Do this: Copy the records that follow exactly as written, but not their pictures.

Records for the exercise:
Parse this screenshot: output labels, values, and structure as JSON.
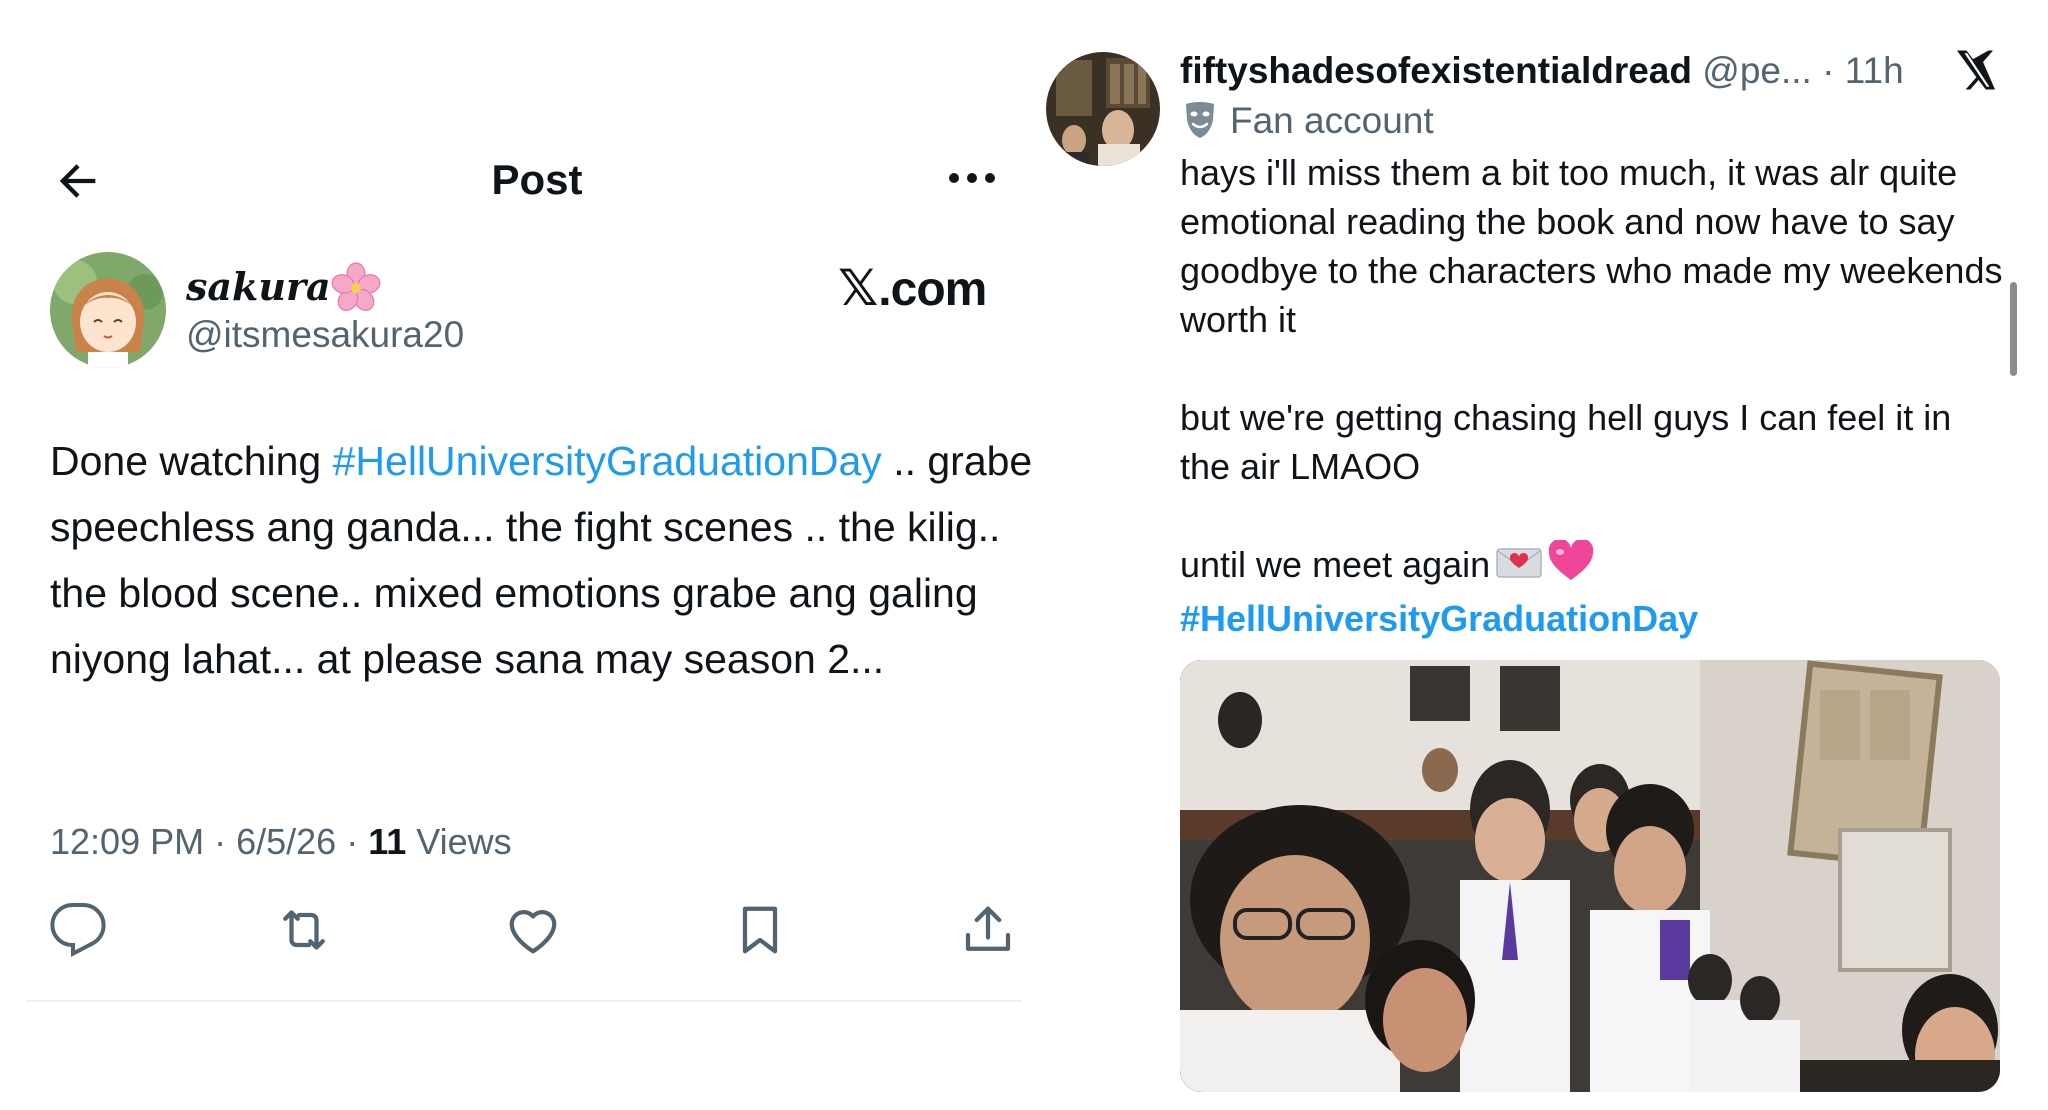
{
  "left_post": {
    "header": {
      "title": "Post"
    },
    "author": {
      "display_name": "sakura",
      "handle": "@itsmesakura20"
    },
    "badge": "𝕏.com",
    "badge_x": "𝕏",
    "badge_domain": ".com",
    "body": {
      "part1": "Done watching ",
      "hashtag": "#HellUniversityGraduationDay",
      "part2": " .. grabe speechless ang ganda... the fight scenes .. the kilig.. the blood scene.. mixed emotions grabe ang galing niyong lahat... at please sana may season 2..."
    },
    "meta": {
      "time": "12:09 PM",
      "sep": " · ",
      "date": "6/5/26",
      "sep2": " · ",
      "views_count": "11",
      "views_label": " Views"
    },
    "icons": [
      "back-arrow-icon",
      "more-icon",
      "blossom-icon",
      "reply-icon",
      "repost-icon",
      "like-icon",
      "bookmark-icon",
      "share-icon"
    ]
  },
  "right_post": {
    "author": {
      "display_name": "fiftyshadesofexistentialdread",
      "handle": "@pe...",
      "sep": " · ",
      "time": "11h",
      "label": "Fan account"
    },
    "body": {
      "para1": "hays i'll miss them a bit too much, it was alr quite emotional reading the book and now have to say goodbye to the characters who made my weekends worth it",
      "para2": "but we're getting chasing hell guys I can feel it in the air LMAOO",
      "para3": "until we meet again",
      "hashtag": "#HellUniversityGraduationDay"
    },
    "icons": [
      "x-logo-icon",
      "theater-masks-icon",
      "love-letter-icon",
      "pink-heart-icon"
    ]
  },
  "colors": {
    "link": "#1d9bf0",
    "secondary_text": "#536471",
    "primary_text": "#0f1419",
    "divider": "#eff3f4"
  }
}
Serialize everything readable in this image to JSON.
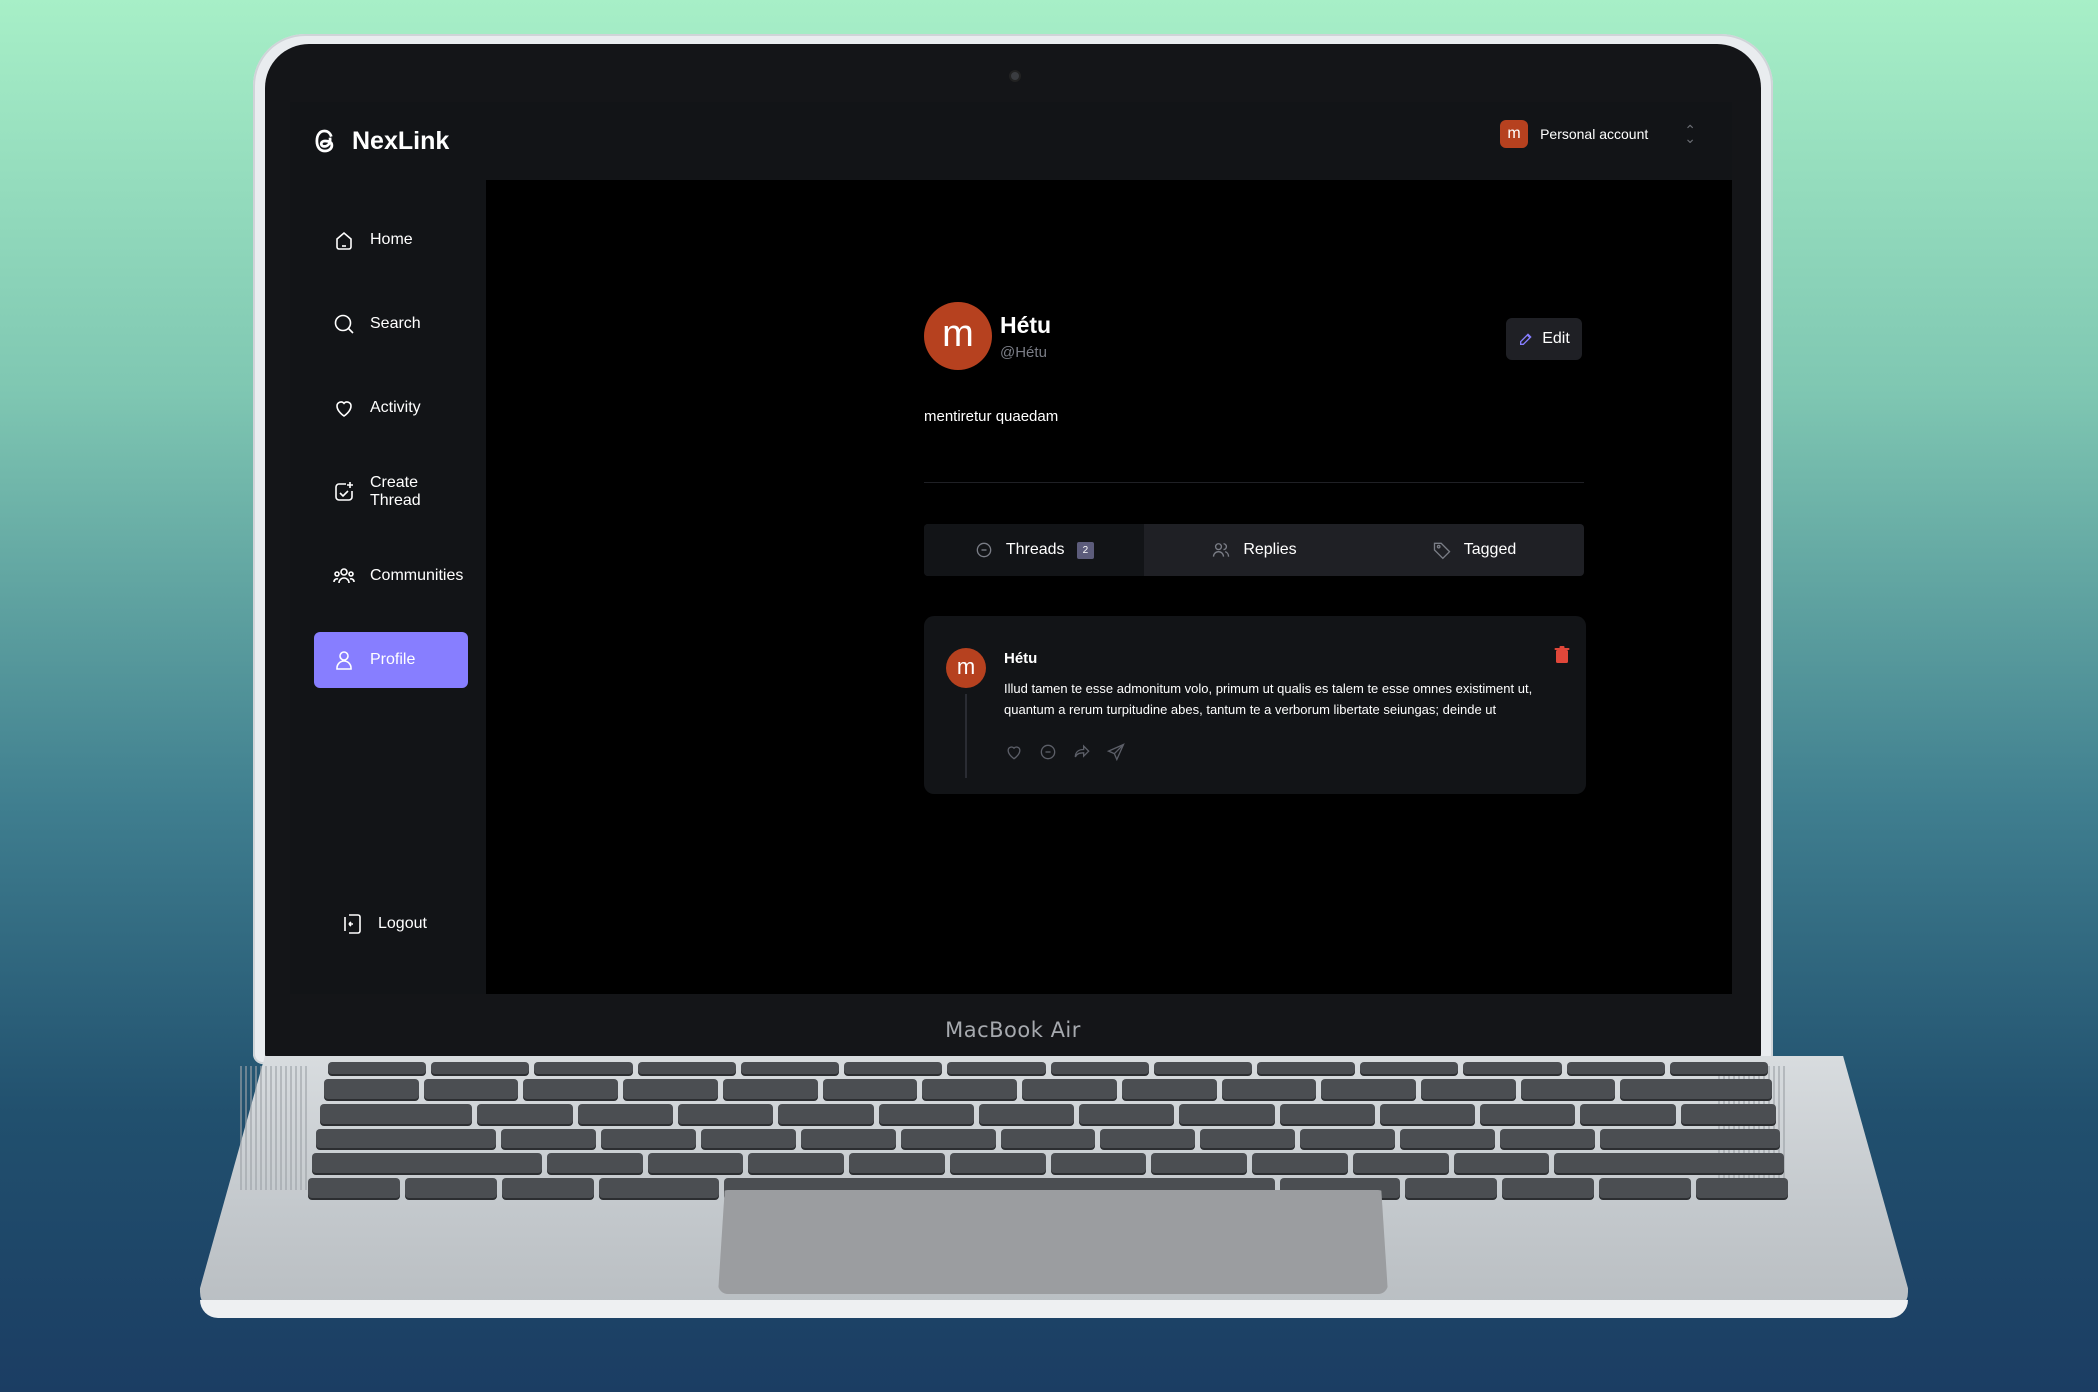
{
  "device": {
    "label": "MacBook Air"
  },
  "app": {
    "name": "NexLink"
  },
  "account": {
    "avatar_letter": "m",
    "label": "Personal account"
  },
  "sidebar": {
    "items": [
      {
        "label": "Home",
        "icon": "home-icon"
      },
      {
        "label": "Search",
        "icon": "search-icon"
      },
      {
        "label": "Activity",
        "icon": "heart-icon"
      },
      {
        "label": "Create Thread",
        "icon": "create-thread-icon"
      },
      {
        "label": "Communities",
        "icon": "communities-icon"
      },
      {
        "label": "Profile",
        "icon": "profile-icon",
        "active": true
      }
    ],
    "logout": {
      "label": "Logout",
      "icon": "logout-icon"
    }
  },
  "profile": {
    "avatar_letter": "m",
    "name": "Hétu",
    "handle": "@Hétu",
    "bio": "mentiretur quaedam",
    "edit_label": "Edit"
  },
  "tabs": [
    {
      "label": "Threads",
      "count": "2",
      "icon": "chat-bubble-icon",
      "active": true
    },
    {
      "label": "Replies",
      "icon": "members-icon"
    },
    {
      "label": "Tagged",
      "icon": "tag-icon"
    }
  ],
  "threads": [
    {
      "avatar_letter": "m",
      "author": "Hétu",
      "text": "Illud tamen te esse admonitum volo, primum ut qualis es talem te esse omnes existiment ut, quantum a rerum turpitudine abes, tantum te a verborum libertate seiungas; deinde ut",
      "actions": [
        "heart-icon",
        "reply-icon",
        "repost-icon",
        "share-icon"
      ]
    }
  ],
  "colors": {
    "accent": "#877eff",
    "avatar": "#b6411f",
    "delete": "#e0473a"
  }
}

Exercise response:
Parse this screenshot: output labels, values, and structure as JSON.
{
  "left_post": {
    "header": {
      "title": "Post"
    },
    "author": {
      "display_name": "sakura",
      "handle": "@itsmesakura20"
    },
    "badge": "𝕏.com",
    "badge_x": "𝕏",
    "badge_domain": ".com",
    "body": {
      "part1": "Done watching ",
      "hashtag": "#HellUniversityGraduationDay",
      "part2": " .. grabe speechless ang ganda... the fight scenes .. the kilig.. the blood scene.. mixed emotions grabe ang galing niyong lahat... at please sana may season 2..."
    },
    "meta": {
      "time": "12:09 PM",
      "sep": " · ",
      "date": "6/5/26",
      "sep2": " · ",
      "views_count": "11",
      "views_label": " Views"
    },
    "icons": [
      "back-arrow-icon",
      "more-icon",
      "blossom-icon",
      "reply-icon",
      "repost-icon",
      "like-icon",
      "bookmark-icon",
      "share-icon"
    ]
  },
  "right_post": {
    "author": {
      "display_name": "fiftyshadesofexistentialdread",
      "handle": "@pe...",
      "sep": " · ",
      "time": "11h",
      "label": "Fan account"
    },
    "body": {
      "para1": "hays i'll miss them a bit too much, it was alr quite emotional reading the book and now have to say goodbye to the characters who made my weekends worth it",
      "para2": "but we're getting chasing hell guys I can feel it in the air LMAOO",
      "para3": "until we meet again",
      "hashtag": "#HellUniversityGraduationDay"
    },
    "icons": [
      "x-logo-icon",
      "theater-masks-icon",
      "love-letter-icon",
      "pink-heart-icon"
    ]
  },
  "colors": {
    "link": "#1d9bf0",
    "secondary_text": "#536471",
    "primary_text": "#0f1419",
    "divider": "#eff3f4"
  }
}
Serialize everything readable in this image to JSON.
{
  "device": {
    "label": "MacBook Air"
  },
  "app": {
    "name": "NexLink"
  },
  "account": {
    "avatar_letter": "m",
    "label": "Personal account"
  },
  "sidebar": {
    "items": [
      {
        "label": "Home",
        "icon": "home-icon"
      },
      {
        "label": "Search",
        "icon": "search-icon"
      },
      {
        "label": "Activity",
        "icon": "heart-icon"
      },
      {
        "label": "Create Thread",
        "icon": "create-thread-icon"
      },
      {
        "label": "Communities",
        "icon": "communities-icon"
      },
      {
        "label": "Profile",
        "icon": "profile-icon",
        "active": true
      }
    ],
    "logout": {
      "label": "Logout",
      "icon": "logout-icon"
    }
  },
  "profile": {
    "avatar_letter": "m",
    "name": "Hétu",
    "handle": "@Hétu",
    "bio": "mentiretur quaedam",
    "edit_label": "Edit"
  },
  "tabs": [
    {
      "label": "Threads",
      "count": "2",
      "icon": "chat-bubble-icon",
      "active": true
    },
    {
      "label": "Replies",
      "icon": "members-icon"
    },
    {
      "label": "Tagged",
      "icon": "tag-icon"
    }
  ],
  "threads": [
    {
      "avatar_letter": "m",
      "author": "Hétu",
      "text": "Illud tamen te esse admonitum volo, primum ut qualis es talem te esse omnes existiment ut, quantum a rerum turpitudine abes, tantum te a verborum libertate seiungas; deinde ut",
      "actions": [
        "heart-icon",
        "reply-icon",
        "repost-icon",
        "share-icon"
      ]
    }
  ],
  "colors": {
    "accent": "#877eff",
    "avatar": "#b6411f",
    "delete": "#e0473a"
  }
}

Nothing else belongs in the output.